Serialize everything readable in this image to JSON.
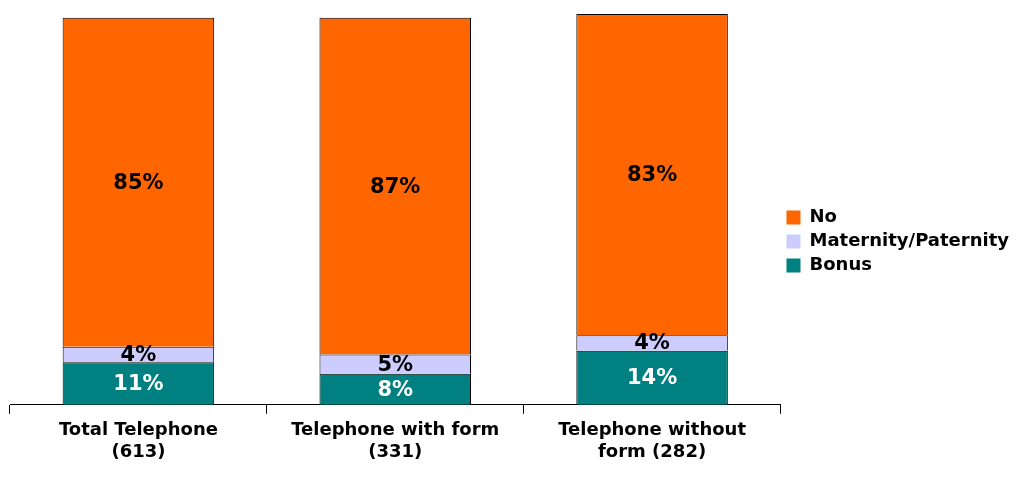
{
  "chart_data": {
    "type": "bar",
    "stacked": true,
    "categories": [
      "Total Telephone\n(613)",
      "Telephone with form\n(331)",
      "Telephone without\nform (282)"
    ],
    "ylim": [
      0,
      101
    ],
    "tick_labels": "x",
    "legend": "right",
    "grid": false,
    "series": [
      {
        "name": "Bonus",
        "color": "#008080",
        "values": [
          11,
          8,
          14
        ],
        "value_labels": [
          "11%",
          "8%",
          "14%"
        ]
      },
      {
        "name": "Maternity/Paternity",
        "color": "#ccccff",
        "values": [
          4,
          5,
          4
        ],
        "value_labels": [
          "4%",
          "5%",
          "4%"
        ]
      },
      {
        "name": "No",
        "color": "#ff6600",
        "values": [
          85,
          87,
          83
        ],
        "value_labels": [
          "85%",
          "87%",
          "83%"
        ]
      }
    ]
  }
}
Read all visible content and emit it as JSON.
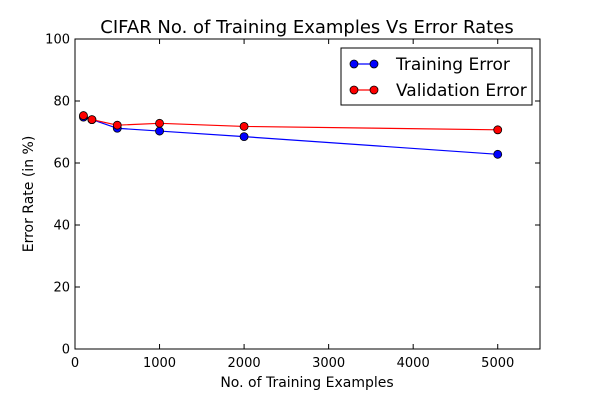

════════════════════

▶ AIM OF THE EXERCISE
Copy out every line of the listing that contains the string "Telephone".

▶ RESPONSE
      "Total Telephone\n(613)",
      "Telephone with form\n(331)",
      "Telephone without\nform (282)"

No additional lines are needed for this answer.